Tell how many lines in the data below include the word "head". The answer is the number only.

* start Dataset extract *

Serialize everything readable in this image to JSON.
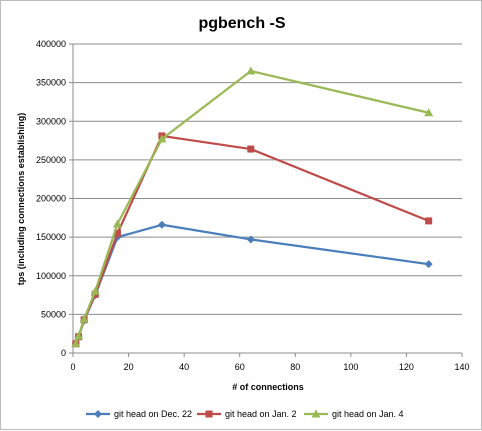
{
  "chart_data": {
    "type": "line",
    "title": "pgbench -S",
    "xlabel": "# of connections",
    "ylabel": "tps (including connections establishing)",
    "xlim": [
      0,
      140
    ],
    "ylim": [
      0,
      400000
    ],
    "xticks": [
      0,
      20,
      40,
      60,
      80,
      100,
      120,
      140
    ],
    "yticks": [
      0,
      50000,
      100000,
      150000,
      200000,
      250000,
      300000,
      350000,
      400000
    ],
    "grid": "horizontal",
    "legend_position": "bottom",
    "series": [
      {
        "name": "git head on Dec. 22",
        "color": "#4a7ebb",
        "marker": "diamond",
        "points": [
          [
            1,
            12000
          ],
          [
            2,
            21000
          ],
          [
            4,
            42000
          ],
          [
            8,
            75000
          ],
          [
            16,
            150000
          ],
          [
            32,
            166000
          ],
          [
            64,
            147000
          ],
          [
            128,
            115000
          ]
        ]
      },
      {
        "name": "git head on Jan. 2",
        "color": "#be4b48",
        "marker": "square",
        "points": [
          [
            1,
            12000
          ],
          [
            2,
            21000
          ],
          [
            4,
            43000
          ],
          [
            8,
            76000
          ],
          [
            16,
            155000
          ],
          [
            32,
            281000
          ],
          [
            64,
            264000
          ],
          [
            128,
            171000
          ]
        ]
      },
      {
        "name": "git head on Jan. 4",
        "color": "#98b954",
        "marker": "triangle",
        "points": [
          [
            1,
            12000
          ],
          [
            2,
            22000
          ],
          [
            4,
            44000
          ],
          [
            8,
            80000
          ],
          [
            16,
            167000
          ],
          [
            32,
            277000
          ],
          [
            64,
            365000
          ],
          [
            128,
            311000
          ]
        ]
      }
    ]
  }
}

* end Dataset extract *
* start Dataset extract *

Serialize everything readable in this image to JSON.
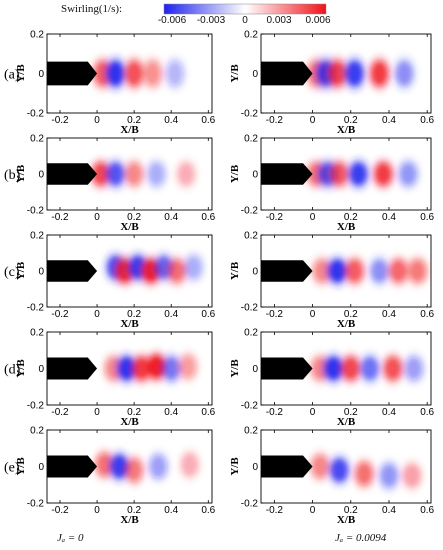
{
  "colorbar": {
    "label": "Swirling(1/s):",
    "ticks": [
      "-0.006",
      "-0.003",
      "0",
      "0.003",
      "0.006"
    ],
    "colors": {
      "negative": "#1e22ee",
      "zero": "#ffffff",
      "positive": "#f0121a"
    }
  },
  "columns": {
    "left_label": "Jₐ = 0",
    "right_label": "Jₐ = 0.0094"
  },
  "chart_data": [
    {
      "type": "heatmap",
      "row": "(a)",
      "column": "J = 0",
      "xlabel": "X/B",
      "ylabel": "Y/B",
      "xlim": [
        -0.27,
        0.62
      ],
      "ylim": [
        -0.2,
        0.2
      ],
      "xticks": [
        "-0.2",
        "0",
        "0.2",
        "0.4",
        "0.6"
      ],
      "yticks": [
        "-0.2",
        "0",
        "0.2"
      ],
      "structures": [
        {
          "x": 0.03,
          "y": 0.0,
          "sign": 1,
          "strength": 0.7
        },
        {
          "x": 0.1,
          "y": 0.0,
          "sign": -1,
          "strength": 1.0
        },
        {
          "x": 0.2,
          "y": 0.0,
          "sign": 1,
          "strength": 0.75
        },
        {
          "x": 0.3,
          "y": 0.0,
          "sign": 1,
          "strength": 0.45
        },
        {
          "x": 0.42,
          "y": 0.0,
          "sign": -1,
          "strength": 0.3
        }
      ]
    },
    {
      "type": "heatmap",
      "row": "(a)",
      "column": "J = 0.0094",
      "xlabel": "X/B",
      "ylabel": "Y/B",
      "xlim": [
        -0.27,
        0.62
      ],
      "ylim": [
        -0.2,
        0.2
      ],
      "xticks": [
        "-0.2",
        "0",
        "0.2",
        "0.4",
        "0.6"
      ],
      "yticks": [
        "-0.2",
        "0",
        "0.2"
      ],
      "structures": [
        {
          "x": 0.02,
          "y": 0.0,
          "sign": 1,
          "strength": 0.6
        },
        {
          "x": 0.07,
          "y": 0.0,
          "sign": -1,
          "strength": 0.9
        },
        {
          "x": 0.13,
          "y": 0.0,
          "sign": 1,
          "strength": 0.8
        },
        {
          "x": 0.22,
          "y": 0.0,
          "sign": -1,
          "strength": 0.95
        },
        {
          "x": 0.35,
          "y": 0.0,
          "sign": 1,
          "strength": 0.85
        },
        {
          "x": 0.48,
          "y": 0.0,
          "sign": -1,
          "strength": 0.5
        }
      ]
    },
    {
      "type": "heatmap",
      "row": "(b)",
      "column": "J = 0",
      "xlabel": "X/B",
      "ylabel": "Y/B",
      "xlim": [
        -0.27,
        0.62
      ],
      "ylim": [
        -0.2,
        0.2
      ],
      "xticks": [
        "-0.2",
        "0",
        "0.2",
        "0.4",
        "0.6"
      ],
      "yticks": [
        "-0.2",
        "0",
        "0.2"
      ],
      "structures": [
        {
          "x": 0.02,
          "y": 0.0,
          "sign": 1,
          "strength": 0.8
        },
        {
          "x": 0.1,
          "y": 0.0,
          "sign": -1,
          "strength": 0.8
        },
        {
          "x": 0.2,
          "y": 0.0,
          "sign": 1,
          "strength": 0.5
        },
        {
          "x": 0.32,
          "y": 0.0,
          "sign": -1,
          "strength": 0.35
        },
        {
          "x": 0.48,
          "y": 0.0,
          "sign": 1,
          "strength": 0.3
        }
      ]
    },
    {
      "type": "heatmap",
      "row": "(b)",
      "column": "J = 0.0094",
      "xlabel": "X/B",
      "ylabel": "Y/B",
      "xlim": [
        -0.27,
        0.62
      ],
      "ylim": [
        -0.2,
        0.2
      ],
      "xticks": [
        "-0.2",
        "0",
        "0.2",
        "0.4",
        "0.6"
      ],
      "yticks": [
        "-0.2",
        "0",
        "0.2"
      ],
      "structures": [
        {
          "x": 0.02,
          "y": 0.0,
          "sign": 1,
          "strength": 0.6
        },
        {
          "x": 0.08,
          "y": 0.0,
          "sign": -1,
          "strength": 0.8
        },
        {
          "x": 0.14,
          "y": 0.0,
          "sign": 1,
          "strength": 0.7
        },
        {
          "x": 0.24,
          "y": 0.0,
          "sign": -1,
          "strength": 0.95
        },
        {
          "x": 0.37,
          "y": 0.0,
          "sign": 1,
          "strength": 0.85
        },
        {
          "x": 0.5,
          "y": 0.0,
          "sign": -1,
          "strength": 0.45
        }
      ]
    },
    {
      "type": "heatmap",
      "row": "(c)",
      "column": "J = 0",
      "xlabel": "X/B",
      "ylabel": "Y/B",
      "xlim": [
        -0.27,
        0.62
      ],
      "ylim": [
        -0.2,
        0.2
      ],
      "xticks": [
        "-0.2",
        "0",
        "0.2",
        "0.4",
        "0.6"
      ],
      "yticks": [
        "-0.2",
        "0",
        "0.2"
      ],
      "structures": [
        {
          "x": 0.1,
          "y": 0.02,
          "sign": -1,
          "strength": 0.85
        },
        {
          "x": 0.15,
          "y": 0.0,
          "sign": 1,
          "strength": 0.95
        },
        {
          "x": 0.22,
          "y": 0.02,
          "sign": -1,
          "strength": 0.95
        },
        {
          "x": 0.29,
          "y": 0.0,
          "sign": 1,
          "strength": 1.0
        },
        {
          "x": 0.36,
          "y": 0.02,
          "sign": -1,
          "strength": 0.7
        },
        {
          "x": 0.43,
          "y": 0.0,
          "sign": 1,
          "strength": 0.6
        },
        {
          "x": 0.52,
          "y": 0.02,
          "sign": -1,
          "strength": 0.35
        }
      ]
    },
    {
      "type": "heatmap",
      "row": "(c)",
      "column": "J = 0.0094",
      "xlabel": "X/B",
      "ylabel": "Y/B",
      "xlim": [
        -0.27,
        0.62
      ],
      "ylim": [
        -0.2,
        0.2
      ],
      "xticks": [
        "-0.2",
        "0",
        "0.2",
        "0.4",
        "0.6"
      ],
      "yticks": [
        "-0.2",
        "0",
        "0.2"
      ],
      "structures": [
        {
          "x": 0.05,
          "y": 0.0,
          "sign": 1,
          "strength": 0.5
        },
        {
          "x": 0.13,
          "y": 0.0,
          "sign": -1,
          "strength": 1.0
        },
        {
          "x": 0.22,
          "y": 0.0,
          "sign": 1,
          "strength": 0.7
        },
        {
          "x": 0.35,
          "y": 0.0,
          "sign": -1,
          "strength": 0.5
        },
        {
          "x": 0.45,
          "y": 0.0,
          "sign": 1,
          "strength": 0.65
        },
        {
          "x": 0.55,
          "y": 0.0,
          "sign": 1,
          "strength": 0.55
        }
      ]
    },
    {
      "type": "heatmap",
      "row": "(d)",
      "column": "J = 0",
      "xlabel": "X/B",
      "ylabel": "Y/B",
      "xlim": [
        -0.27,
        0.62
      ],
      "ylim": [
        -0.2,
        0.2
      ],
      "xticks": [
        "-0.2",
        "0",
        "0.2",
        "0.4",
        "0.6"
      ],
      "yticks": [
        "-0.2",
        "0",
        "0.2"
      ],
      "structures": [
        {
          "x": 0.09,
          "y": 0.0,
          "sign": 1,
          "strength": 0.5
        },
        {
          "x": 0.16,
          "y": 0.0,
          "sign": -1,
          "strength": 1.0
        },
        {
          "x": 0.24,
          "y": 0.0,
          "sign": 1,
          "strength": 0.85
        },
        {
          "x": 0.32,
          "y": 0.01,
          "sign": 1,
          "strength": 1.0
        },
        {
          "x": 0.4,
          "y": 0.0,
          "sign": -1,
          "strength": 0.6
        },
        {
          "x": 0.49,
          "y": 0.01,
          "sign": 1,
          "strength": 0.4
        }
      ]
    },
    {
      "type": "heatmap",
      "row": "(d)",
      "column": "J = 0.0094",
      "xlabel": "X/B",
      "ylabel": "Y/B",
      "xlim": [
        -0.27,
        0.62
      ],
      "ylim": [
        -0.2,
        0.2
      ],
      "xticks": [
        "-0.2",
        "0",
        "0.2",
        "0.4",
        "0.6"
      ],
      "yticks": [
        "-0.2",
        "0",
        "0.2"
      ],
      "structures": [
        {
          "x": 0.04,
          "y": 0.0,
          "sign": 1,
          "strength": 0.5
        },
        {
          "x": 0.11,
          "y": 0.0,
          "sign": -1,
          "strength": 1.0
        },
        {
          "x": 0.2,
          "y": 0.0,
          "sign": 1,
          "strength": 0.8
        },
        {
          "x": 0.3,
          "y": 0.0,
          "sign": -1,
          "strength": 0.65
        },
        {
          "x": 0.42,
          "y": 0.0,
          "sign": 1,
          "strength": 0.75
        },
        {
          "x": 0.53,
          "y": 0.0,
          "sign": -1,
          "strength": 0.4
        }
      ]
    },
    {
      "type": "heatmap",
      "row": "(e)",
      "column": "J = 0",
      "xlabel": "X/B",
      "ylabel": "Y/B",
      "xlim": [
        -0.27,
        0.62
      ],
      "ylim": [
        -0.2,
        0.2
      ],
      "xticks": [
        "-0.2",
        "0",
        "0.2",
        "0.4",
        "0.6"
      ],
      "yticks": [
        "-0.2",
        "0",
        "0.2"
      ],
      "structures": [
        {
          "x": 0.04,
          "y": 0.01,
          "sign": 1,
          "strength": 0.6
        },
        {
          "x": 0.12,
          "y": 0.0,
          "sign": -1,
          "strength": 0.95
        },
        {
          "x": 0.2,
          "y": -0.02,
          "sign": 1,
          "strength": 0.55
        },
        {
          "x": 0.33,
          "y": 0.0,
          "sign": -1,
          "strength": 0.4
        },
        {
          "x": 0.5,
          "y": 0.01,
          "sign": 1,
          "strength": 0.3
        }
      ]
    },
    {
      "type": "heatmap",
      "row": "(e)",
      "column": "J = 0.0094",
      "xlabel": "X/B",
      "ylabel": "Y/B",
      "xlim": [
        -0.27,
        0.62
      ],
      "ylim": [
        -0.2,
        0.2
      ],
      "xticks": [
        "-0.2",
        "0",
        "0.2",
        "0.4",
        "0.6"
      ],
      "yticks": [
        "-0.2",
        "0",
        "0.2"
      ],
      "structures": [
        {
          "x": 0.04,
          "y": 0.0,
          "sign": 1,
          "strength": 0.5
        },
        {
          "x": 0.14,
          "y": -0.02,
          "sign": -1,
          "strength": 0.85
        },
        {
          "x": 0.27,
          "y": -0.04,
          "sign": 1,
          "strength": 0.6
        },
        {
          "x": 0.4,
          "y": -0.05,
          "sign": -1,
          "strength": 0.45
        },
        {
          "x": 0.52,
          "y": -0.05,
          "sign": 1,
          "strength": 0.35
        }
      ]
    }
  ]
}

* end Dataset extract *
* start Dataset extract *

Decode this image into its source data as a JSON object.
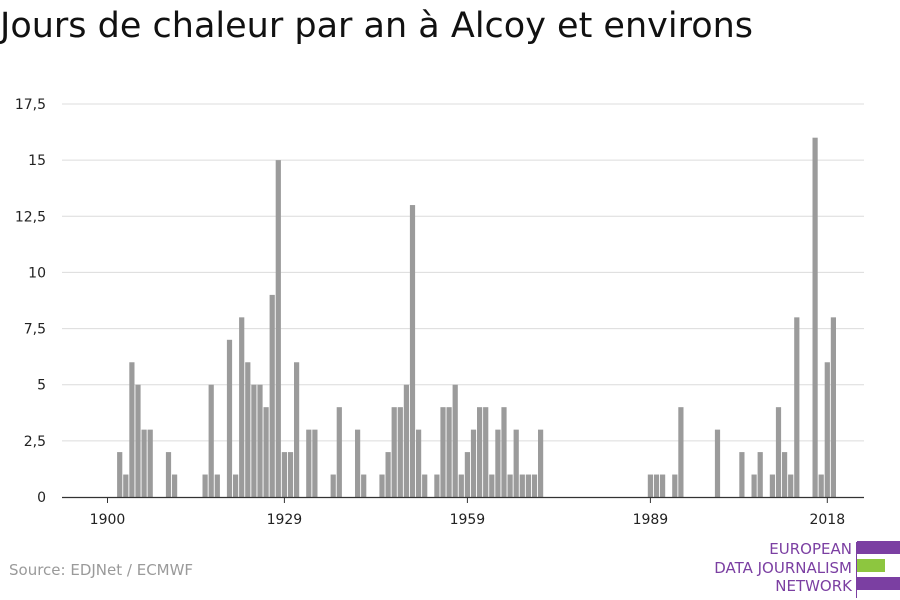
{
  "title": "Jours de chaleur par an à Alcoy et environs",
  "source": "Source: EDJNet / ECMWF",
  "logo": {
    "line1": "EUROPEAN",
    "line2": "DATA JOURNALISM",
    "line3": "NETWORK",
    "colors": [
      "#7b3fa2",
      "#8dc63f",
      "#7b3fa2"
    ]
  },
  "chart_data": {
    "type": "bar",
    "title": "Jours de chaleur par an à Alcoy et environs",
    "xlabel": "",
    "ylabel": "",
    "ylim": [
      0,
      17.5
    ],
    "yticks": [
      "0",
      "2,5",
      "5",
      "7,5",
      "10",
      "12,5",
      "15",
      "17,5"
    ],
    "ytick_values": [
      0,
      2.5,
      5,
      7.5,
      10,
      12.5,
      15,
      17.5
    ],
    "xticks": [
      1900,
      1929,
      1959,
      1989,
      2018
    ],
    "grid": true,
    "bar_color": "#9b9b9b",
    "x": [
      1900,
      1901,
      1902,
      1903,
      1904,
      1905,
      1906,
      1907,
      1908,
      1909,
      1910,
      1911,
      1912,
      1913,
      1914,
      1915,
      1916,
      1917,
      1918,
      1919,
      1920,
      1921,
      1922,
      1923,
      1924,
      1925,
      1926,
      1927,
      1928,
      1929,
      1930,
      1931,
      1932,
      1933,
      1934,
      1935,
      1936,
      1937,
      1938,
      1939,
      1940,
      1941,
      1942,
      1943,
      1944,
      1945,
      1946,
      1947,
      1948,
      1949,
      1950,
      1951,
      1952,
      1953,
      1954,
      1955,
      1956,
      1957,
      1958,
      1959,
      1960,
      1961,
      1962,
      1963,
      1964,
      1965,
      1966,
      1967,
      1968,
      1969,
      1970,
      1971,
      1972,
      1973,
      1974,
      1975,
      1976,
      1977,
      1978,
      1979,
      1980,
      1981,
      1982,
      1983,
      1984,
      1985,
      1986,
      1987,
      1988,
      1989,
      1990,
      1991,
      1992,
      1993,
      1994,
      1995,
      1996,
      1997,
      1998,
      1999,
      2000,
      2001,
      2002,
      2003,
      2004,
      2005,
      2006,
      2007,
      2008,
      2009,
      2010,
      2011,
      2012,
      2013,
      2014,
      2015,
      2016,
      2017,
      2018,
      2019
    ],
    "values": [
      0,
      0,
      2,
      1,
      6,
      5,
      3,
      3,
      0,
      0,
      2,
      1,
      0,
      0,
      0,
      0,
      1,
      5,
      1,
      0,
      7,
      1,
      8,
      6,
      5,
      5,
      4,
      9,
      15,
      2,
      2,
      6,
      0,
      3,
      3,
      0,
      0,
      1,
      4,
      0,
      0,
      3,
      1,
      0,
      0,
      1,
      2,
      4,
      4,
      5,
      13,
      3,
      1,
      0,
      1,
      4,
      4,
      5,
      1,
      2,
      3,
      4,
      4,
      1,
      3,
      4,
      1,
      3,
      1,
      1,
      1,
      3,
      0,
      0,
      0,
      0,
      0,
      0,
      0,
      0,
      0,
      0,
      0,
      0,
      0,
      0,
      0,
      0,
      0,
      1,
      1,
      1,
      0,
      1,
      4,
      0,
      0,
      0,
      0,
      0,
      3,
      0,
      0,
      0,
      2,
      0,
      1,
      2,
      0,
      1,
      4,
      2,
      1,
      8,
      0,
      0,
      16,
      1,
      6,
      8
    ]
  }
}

* end Dataset extract *

> **Finished exercise**
3